| Items listed in a dataset |
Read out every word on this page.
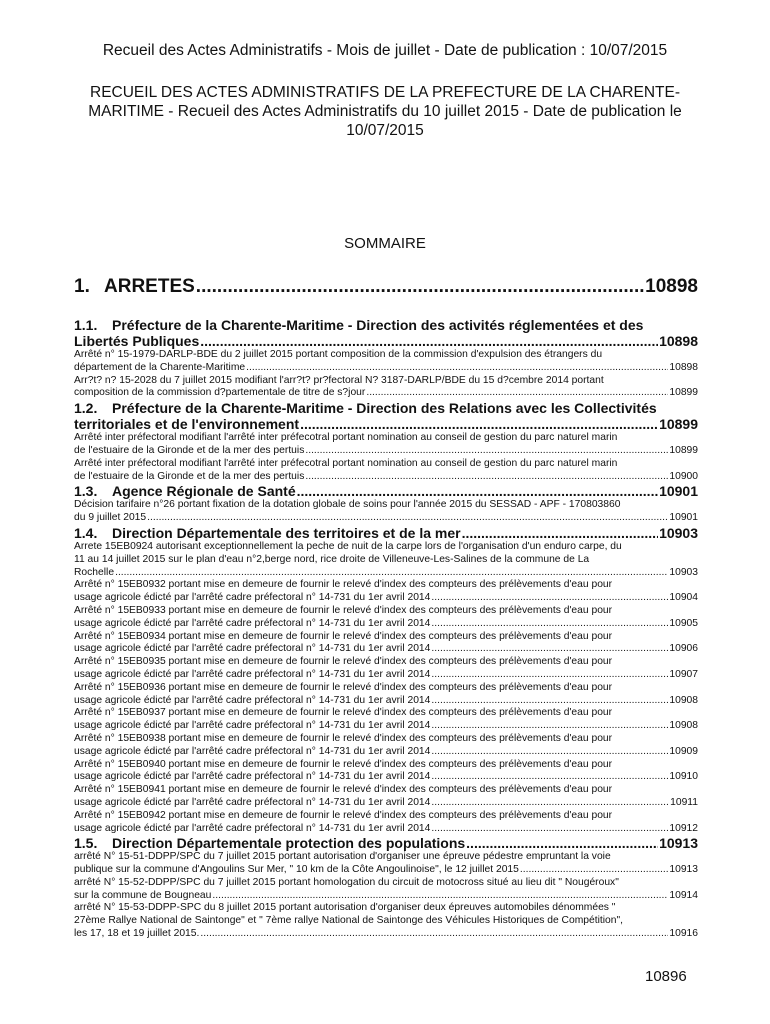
Recueil des Actes Administratifs - Mois de juillet - Date de publication : 10/07/2015
RECUEIL DES ACTES ADMINISTRATIFS DE LA PREFECTURE DE LA CHARENTE-
MARITIME - Recueil des Actes Administratifs du 10 juillet 2015 - Date de publication le
10/07/2015
SOMMAIRE
1. ARRETES .....	10898
1.1. Préfecture de la Charente-Maritime - Direction des activités réglementées et des
Libertés Publiques .....	10898
Arrêté n° 15-1979-DARLP-BDE du 2 juillet 2015 portant composition de la commission d'expulsion des étrangers du
département de la Charente-Maritime .....	10898
Arr?t? n? 15-2028 du 7 juillet 2015 modifiant l'arr?t? pr?fectoral N? 3187-DARLP/BDE du 15 d?cembre 2014 portant
composition de la commission d?partementale de titre de s?jour .....	10899
1.2. Préfecture de la Charente-Maritime - Direction des Relations avec les Collectivités
territoriales et de l'environnement .....	10899
Arrêté inter préfectoral modifiant l'arrêté inter préfecotral portant nomination au conseil de gestion du parc naturel marin
de l'estuaire de la Gironde et de la mer des pertuis .....	10899
Arrêté inter préfectoral modifiant l'arrêté inter préfecotral portant nomination au conseil de gestion du parc naturel marin
de l'estuaire de la Gironde et de la mer des pertuis .....	10900
1.3.	Agence Régionale de Santé .....	10901
Décision tarifaire n°26 portant fixation de la dotation globale de soins pour l'année 2015 du SESSAD - APF - 170803860
du 9 juillet 2015 .....	10901
1.4.	Direction Départementale des territoires et de la mer .....	10903
Arrete 15EB0924 autorisant exceptionnellement la peche de nuit de la carpe lors de l'organisation d'un enduro carpe, du
11 au 14 juillet 2015 sur le plan d'eau n°2,berge nord, rice droite de Villeneuve-Les-Salines de la commune de La
Rochelle .....	10903
Arrêté n° 15EB0932 portant mise en demeure de fournir le relevé d'index des compteurs des prélèvements d'eau pour
usage agricole édicté par l'arrêté cadre préfectoral n° 14-731 du 1er avril 2014 .....	10904
Arrêté n° 15EB0933 portant mise en demeure de fournir le relevé d'index des compteurs des prélèvements d'eau pour
usage agricole édicté par l'arrêté cadre préfectoral n° 14-731 du 1er avril 2014 .....	10905
Arrêté n° 15EB0934 portant mise en demeure de fournir le relevé d'index des compteurs des prélèvements d'eau pour
usage agricole édicté par l'arrêté cadre préfectoral n° 14-731 du 1er avril 2014 .....	10906
Arrêté n° 15EB0935 portant mise en demeure de fournir le relevé d'index des compteurs des prélèvements d'eau pour
usage agricole édicté par l'arrêté cadre préfectoral n° 14-731 du 1er avril 2014 .....	10907
Arrêté n° 15EB0936 portant mise en demeure de fournir le relevé d'index des compteurs des prélèvements d'eau pour
usage agricole édicté par l'arrêté cadre préfectoral n° 14-731 du 1er avril 2014 .....	10908
Arrêté n° 15EB0937 portant mise en demeure de fournir le relevé d'index des compteurs des prélèvements d'eau pour
usage agricole édicté par l'arrêté cadre préfectoral n° 14-731 du 1er avril 2014 .....	10908
Arrêté n° 15EB0938 portant mise en demeure de fournir le relevé d'index des compteurs des prélèvements d'eau pour
usage agricole édicté par l'arrêté cadre préfectoral n° 14-731 du 1er avril 2014 .....	10909
Arrêté n° 15EB0940 portant mise en demeure de fournir le relevé d'index des compteurs des prélèvements d'eau pour
usage agricole édicté par l'arrêté cadre préfectoral n° 14-731 du 1er avril 2014 .....	10910
Arrêté n° 15EB0941 portant mise en demeure de fournir le relevé d'index des compteurs des prélèvements d'eau pour
usage agricole édicté par l'arrêté cadre préfectoral n° 14-731 du 1er avril 2014 .....	10911
Arrêté n° 15EB0942 portant mise en demeure de fournir le relevé d'index des compteurs des prélèvements d'eau pour
usage agricole édicté par l'arrêté cadre préfectoral n° 14-731 du 1er avril 2014 .....	10912
1.5.	Direction Départementale protection des populations .....	10913
arrêté N° 15-51-DDPP/SPC du 7 juillet 2015 portant autorisation d'organiser une épreuve pédestre empruntant la voie
publique sur la commune d'Angoulins Sur Mer, " 10 km de la Côte Angoulinoise", le 12 juillet 2015 .....	10913
arrêté N° 15-52-DDPP/SPC du 7 juillet 2015 portant homologation du circuit de motocross situé au lieu dit " Nougéroux"
sur la commune de Bougneau .....	10914
arrêté N° 15-53-DDPP-SPC du 8 juillet 2015 portant autorisation d'organiser deux épreuves automobiles dénommées "
27ème Rallye National de Saintonge" et " 7ème rallye National de Saintonge des Véhicules Historiques de Compétition",
les 17, 18 et 19 juillet 2015. .....	10916
10896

| Work to be completed |
Go through the listing above and list every line that has the word "pertuis".

| Exercise answer |
de l'estuaire de la Gironde et de la mer des pertuis .....	10899
de l'estuaire de la Gironde et de la mer des pertuis .....	10900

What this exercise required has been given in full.